→ **Task instructions**
Pick every line from the data that holds the word "помещений".

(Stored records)
_____
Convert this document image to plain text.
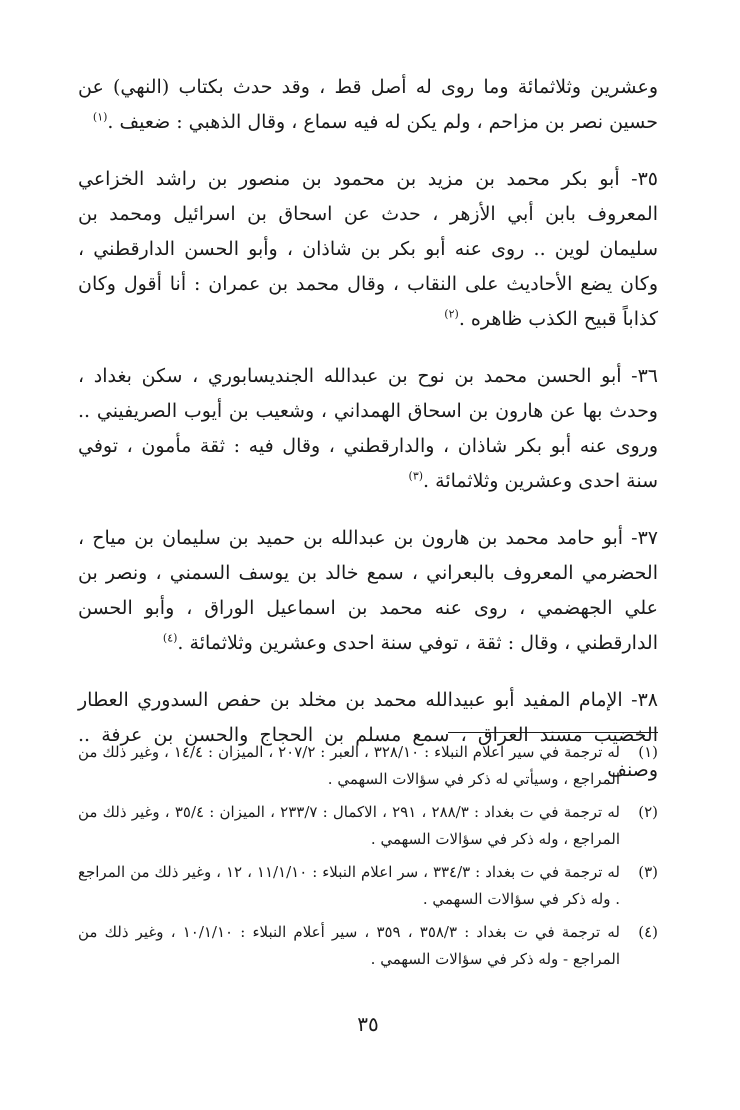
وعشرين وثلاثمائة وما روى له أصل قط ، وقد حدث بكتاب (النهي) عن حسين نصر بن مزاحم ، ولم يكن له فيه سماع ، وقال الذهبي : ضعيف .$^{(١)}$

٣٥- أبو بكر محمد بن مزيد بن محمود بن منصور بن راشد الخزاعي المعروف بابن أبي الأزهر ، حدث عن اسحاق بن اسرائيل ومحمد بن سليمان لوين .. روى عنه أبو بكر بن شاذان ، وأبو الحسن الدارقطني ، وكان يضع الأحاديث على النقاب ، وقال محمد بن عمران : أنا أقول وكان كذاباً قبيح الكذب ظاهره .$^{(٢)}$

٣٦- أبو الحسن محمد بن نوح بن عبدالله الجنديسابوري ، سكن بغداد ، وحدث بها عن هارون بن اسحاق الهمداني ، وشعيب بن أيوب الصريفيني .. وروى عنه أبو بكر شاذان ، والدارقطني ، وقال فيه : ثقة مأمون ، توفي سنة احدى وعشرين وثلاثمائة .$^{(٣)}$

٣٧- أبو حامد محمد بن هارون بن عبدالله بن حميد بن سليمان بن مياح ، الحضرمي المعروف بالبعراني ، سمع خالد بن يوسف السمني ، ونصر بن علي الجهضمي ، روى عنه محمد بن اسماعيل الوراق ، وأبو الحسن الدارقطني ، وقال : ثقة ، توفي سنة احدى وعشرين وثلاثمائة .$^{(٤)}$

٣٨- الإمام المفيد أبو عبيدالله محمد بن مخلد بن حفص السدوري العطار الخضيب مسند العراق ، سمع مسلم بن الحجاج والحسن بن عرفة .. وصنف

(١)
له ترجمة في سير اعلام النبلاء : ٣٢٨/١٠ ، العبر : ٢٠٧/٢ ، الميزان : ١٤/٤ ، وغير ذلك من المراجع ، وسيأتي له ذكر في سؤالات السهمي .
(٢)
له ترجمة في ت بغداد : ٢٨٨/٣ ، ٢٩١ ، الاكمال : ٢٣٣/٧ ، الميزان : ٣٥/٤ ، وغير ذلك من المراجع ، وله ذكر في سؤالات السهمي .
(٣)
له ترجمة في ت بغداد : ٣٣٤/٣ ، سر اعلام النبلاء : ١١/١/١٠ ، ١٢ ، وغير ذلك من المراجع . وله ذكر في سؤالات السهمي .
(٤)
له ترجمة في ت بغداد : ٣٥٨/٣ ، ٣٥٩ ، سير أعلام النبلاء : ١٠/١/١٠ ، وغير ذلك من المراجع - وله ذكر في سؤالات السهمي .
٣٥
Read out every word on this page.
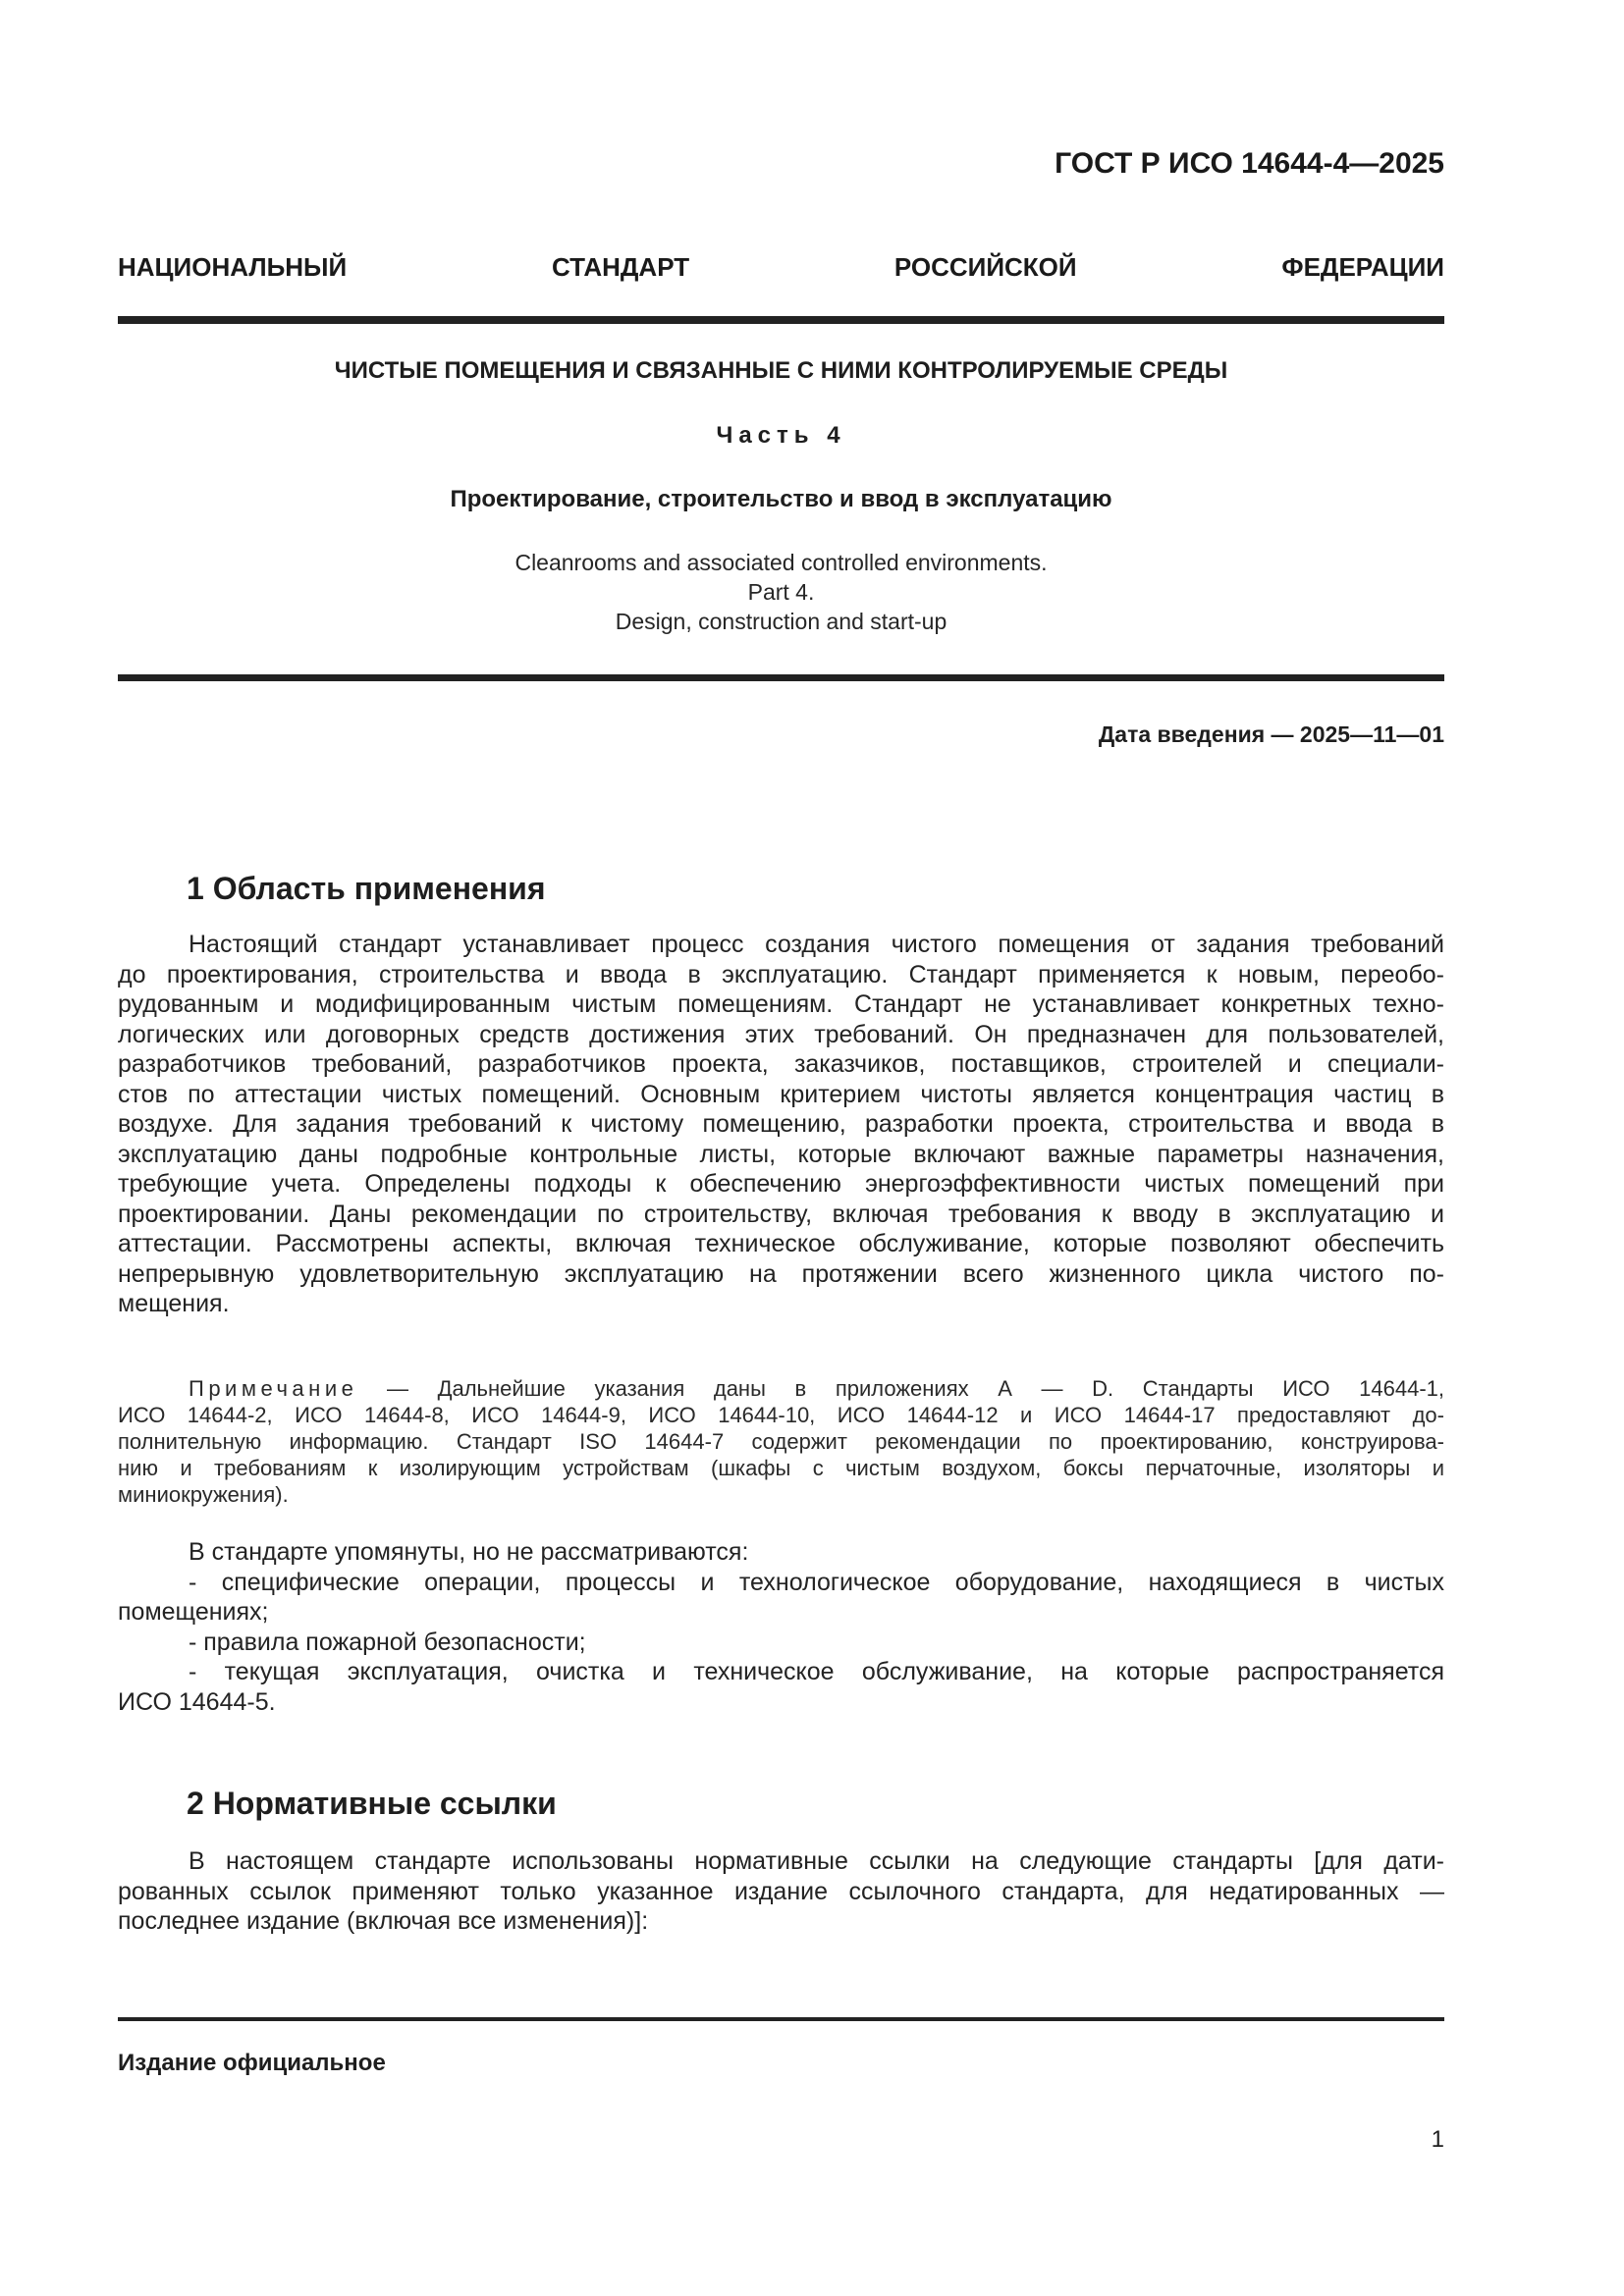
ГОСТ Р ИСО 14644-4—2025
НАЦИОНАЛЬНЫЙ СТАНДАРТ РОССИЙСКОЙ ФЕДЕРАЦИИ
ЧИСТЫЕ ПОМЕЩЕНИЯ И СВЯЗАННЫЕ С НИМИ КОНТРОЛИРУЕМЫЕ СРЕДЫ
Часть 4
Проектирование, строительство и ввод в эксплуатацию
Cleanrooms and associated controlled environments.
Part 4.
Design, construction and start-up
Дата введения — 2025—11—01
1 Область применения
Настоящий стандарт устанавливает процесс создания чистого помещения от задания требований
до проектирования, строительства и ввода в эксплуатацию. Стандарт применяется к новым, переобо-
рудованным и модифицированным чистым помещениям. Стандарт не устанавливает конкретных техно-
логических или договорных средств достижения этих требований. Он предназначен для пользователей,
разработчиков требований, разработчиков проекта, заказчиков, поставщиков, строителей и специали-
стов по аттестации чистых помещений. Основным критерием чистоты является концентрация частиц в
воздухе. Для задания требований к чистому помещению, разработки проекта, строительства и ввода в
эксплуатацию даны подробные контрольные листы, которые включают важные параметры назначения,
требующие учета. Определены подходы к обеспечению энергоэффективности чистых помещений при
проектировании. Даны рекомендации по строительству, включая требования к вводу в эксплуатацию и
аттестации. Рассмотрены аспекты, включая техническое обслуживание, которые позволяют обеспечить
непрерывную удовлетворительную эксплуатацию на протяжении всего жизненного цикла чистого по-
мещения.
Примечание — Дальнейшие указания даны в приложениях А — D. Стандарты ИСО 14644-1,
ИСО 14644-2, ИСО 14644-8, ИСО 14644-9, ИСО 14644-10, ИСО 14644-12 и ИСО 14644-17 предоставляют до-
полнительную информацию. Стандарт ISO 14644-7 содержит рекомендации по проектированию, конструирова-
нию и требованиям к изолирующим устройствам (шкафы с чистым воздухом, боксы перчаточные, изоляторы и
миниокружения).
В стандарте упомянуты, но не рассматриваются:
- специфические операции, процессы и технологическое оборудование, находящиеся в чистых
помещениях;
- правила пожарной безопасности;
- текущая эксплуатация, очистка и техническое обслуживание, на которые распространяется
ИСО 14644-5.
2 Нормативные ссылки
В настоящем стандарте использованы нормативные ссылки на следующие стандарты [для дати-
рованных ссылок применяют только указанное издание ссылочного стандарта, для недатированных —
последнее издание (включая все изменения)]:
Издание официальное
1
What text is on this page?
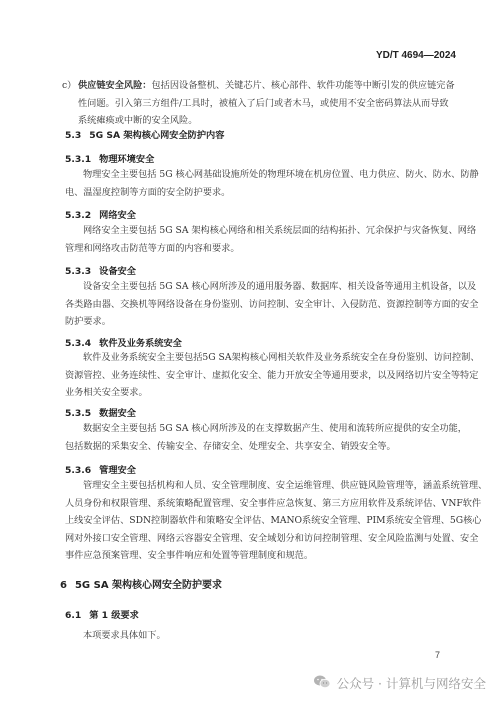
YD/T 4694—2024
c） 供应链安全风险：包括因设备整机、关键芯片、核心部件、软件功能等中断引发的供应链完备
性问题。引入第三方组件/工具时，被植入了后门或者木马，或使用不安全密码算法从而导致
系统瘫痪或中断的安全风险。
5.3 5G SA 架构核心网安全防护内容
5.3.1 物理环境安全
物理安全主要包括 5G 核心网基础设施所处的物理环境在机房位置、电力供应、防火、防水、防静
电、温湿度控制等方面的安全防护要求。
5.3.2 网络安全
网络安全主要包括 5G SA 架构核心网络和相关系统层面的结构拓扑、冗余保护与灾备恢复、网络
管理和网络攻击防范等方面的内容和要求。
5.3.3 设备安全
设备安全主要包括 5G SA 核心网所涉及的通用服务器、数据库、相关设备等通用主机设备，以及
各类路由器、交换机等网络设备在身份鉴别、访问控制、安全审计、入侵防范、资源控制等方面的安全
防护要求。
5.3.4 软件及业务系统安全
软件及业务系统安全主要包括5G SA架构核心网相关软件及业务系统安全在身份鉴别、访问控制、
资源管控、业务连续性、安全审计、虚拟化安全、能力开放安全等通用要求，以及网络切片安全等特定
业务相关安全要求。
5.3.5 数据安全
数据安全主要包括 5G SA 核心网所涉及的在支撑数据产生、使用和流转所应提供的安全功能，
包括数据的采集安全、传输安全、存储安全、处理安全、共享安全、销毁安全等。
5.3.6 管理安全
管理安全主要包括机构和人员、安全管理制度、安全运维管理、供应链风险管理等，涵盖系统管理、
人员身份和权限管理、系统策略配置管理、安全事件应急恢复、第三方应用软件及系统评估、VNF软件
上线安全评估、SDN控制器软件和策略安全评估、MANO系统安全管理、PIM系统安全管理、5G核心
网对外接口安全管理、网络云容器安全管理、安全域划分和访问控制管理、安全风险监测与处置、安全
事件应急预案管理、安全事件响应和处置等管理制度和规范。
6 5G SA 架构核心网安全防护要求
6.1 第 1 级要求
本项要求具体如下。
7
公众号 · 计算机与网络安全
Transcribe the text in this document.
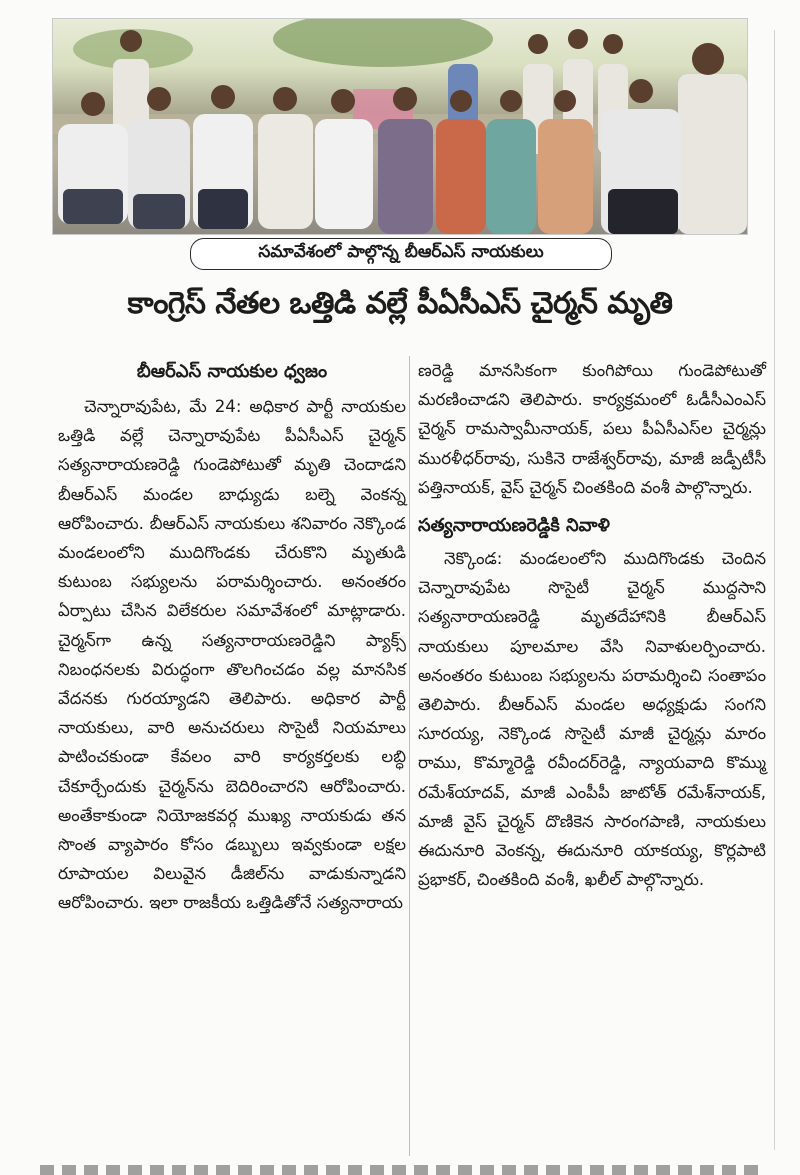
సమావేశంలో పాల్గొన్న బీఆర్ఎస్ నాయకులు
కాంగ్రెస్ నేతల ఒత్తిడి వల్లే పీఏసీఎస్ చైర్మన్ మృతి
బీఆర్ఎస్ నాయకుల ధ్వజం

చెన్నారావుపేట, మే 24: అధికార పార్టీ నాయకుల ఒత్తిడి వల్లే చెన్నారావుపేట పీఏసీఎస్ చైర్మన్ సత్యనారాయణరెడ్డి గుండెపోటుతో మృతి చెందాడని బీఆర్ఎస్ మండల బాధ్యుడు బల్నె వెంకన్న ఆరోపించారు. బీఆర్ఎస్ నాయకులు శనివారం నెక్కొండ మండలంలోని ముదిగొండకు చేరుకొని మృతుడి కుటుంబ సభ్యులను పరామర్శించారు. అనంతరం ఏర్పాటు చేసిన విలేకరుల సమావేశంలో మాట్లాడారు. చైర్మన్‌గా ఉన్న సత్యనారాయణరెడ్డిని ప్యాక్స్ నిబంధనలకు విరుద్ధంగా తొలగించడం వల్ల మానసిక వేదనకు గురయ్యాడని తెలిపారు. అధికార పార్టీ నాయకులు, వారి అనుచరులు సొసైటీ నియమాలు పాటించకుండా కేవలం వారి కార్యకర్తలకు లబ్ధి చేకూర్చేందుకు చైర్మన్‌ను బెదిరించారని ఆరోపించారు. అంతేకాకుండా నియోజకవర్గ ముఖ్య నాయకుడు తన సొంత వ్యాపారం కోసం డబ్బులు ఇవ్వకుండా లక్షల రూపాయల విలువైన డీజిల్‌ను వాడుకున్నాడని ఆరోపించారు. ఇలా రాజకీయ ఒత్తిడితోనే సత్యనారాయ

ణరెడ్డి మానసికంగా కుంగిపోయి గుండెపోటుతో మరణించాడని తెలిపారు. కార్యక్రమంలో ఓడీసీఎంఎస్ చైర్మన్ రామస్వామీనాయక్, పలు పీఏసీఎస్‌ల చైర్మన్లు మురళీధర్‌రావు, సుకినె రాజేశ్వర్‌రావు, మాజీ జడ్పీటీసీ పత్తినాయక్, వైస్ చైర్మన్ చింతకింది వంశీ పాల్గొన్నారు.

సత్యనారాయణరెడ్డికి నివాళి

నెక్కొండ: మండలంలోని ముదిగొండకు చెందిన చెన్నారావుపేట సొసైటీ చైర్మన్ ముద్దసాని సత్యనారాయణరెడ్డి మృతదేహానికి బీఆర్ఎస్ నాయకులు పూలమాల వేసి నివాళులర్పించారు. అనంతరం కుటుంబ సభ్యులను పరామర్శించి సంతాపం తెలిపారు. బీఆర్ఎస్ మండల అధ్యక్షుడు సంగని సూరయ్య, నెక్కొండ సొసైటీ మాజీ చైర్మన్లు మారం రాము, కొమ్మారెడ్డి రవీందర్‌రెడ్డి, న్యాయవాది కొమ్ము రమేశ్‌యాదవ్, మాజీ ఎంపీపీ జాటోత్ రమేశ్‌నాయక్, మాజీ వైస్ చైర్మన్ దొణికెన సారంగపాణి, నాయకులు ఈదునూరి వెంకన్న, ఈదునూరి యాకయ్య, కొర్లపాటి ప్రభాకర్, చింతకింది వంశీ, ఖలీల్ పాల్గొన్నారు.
_____
→ **Solution for this problem**
стов по аттестации чистых помещений. Основным критерием чистоты является концентрация частиц в
требующие учета. Определены подходы к обеспечению энергоэффективности чистых помещений при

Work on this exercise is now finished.